▶ [Working data]:

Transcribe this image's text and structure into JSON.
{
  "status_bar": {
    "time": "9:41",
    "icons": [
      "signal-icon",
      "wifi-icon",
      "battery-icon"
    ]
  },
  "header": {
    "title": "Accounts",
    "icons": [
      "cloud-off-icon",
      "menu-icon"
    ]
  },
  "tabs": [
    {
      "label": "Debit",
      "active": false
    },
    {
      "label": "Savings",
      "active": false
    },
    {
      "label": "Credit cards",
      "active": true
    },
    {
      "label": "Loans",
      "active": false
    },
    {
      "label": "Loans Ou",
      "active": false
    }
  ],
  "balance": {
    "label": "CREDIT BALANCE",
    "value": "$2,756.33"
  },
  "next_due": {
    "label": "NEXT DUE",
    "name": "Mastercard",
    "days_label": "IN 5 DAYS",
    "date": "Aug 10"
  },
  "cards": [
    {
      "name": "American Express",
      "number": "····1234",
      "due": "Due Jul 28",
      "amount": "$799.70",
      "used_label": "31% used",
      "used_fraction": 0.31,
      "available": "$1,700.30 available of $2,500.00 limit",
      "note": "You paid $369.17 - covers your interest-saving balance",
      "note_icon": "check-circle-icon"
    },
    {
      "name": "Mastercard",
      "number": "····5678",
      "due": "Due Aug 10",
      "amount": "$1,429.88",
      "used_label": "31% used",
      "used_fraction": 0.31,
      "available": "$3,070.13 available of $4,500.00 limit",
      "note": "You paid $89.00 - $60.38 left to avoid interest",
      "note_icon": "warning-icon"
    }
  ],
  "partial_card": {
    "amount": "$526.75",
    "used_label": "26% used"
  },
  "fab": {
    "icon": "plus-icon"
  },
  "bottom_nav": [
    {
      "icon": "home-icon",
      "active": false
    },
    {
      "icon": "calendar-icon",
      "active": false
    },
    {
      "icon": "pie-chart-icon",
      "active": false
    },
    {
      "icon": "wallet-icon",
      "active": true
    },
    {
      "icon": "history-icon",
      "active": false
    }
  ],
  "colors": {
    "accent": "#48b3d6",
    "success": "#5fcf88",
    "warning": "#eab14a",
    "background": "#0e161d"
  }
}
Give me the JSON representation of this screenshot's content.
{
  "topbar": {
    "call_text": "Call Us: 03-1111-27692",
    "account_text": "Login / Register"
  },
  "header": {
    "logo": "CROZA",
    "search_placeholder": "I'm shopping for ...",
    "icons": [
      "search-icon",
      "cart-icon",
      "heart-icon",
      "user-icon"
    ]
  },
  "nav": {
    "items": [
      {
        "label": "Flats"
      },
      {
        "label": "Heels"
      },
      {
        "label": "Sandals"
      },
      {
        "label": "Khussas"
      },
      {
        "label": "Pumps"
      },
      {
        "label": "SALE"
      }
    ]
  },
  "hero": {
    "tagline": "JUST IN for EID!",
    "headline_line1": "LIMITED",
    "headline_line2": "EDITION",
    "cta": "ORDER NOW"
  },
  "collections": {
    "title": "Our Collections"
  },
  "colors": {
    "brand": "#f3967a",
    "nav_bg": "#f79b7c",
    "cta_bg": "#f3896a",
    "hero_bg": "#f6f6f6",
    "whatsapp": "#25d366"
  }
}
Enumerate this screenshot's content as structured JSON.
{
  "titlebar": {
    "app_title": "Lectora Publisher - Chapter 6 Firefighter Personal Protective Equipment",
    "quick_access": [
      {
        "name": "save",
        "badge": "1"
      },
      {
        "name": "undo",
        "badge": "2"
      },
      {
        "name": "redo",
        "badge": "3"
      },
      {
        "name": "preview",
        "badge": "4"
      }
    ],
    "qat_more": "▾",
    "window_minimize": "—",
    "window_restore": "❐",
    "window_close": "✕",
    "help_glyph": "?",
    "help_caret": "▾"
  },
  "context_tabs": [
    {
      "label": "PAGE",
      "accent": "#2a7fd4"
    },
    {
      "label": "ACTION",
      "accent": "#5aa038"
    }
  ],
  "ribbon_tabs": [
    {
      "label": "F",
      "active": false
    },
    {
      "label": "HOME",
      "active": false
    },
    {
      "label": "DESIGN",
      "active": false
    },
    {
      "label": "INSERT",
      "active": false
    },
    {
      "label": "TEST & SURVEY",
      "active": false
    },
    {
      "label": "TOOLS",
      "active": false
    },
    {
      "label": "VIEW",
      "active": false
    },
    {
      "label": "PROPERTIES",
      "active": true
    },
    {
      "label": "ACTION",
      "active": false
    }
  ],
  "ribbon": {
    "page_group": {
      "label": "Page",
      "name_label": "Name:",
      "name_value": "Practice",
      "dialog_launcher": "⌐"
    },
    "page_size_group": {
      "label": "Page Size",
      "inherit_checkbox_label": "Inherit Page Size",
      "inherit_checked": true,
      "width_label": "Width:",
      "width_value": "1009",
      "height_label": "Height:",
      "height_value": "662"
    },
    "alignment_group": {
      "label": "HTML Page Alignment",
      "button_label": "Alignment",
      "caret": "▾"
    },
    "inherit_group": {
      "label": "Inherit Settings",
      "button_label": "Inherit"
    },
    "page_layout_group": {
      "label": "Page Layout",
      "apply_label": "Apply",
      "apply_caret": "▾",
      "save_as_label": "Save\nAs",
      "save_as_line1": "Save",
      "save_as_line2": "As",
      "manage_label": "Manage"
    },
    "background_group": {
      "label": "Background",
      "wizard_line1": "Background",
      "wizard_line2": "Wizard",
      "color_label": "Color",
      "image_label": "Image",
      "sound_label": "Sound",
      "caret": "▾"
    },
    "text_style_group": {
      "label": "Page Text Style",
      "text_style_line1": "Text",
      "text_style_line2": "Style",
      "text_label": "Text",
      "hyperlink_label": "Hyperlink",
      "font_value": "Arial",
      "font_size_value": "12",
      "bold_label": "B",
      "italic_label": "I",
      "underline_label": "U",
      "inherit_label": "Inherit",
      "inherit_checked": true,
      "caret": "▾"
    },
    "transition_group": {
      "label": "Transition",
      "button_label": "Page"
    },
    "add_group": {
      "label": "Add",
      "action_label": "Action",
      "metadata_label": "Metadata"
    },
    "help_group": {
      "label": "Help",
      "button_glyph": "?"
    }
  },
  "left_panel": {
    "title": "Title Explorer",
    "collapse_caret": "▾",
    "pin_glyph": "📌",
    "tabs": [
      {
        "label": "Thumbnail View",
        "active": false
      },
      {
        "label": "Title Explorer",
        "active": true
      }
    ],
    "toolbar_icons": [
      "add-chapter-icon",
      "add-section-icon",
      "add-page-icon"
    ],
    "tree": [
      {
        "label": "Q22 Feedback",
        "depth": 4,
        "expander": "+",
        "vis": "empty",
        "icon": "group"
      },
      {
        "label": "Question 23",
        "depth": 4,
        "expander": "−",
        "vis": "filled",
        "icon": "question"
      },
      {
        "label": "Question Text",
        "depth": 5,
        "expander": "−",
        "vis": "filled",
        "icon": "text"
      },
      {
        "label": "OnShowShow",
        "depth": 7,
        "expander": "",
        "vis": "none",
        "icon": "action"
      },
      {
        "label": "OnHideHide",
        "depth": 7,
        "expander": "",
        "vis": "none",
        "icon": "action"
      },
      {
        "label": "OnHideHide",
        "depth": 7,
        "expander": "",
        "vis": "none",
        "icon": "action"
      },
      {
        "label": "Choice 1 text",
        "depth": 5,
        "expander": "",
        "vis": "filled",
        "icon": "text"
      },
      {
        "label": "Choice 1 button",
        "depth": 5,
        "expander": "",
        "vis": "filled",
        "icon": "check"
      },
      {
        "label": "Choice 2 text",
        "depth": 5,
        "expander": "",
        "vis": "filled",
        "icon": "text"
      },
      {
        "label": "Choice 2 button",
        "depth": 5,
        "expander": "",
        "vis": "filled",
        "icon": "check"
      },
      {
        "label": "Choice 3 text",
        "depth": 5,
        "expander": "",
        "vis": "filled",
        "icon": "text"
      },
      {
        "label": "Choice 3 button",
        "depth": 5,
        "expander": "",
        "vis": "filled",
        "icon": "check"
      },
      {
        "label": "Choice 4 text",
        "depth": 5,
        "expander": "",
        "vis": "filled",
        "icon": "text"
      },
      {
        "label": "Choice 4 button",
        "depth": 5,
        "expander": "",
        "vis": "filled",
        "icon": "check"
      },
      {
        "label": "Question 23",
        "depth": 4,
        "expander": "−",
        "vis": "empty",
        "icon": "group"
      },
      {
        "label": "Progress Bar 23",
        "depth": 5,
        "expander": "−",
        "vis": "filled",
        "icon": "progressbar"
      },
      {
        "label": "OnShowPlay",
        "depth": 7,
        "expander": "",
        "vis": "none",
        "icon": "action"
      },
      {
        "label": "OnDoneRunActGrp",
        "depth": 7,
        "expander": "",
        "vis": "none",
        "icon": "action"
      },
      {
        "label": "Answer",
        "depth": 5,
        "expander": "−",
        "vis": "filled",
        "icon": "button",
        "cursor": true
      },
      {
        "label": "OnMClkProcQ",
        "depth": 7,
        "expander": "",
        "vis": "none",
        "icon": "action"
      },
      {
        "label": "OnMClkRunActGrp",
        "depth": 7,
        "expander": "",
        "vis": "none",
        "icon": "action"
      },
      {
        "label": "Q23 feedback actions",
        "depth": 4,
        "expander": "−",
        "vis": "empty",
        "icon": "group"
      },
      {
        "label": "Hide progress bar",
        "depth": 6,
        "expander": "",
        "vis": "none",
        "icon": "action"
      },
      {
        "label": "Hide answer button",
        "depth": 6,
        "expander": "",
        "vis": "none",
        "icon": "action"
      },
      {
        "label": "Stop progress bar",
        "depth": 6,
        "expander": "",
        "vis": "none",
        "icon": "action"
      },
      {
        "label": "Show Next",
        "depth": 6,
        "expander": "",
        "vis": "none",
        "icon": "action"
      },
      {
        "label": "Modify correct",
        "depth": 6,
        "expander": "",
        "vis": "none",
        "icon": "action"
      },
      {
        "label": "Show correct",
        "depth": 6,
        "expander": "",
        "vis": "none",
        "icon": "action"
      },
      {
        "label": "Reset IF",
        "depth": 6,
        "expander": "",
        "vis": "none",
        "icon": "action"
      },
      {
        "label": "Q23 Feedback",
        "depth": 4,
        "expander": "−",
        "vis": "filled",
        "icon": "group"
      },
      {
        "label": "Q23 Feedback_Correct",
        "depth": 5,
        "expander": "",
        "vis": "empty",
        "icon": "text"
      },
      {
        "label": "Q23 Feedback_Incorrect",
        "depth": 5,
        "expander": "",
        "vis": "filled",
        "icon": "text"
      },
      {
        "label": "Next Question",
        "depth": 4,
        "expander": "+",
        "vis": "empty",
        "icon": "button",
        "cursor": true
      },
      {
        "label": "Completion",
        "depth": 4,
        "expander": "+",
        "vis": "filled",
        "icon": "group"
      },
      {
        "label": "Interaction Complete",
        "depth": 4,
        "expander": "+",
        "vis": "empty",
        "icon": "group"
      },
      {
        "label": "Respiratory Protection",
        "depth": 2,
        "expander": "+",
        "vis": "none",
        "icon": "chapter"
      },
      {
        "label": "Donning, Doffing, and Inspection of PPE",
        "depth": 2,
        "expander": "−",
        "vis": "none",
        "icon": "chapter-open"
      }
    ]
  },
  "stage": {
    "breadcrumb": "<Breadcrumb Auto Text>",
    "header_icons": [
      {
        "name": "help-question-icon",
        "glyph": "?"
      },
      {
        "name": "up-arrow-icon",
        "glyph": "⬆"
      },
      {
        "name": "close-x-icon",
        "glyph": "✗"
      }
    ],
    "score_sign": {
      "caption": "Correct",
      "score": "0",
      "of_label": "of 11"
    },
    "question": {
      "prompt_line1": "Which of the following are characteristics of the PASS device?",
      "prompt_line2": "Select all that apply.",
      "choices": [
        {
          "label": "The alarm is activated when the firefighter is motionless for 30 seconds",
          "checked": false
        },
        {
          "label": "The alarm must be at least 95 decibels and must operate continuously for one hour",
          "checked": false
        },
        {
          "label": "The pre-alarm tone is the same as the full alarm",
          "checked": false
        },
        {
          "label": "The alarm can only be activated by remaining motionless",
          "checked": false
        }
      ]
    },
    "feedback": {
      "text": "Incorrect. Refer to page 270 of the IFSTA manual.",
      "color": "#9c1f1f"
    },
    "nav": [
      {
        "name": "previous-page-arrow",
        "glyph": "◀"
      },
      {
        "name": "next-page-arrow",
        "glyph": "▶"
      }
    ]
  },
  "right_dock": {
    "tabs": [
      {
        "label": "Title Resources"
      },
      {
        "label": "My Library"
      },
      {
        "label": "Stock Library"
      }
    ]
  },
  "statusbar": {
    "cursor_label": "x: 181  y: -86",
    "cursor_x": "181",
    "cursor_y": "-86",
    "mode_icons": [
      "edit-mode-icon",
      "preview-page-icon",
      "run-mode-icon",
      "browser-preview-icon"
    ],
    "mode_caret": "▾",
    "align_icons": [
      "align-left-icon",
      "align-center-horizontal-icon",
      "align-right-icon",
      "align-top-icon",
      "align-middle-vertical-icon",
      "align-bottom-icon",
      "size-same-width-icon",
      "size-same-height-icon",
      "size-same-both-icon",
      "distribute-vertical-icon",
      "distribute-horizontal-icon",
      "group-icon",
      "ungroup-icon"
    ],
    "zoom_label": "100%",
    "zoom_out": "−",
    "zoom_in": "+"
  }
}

▶ [Exercise requirements]: Extract all lines that hold the word "arrow".

▶ [Task output]:
        "name": "up-arrow-icon",
        "name": "previous-page-arrow",
        "name": "next-page-arrow",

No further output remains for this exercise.